= TASK INSTRUCTIONS =
List each line of the data that holds the word "Germany".

Dataset items
START
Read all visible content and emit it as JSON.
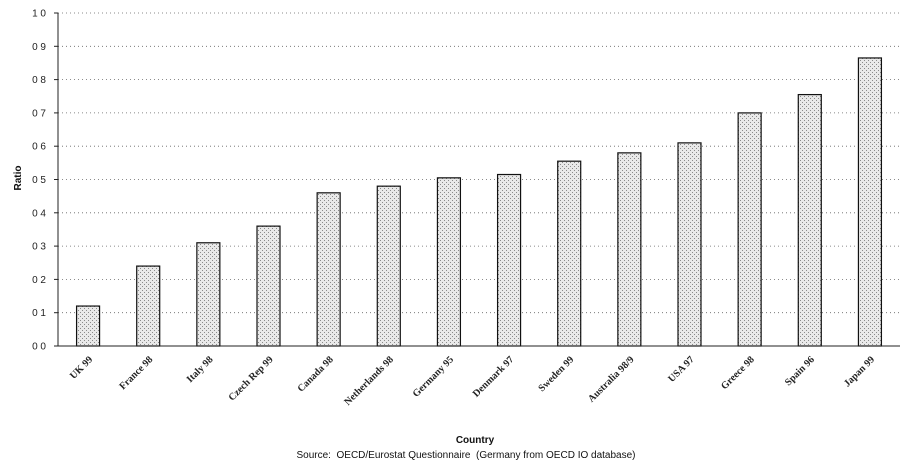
{
  "chart_data": {
    "type": "bar",
    "title": "",
    "xlabel": "Country",
    "ylabel": "Ratio",
    "source": "Source:  OECD/Eurostat Questionnaire  (Germany from OECD IO database)",
    "categories": [
      "UK 99",
      "France 98",
      "Italy 98",
      "Czech Rep 99",
      "Canada 98",
      "Netherlands 98",
      "Germany 95",
      "Denmark 97",
      "Sweden 99",
      "Australia 98/9",
      "USA 97",
      "Greece 98",
      "Spain 96",
      "Japan 99"
    ],
    "values": [
      0.12,
      0.24,
      0.31,
      0.36,
      0.46,
      0.48,
      0.505,
      0.515,
      0.555,
      0.58,
      0.61,
      0.7,
      0.755,
      0.865
    ],
    "ylim": [
      0,
      1.0
    ],
    "yticks": [
      "0 0",
      "0 1",
      "0 2",
      "0 3",
      "0 4",
      "0 5",
      "0 6",
      "0 7",
      "0 8",
      "0 9",
      "1 0"
    ],
    "grid": true,
    "bar_color": "#d0d0d0"
  }
}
END
= TASK OUTPUT =
    "source": "Source:  OECD/Eurostat Questionnaire  (Germany from OECD IO database)",
      "Germany 95",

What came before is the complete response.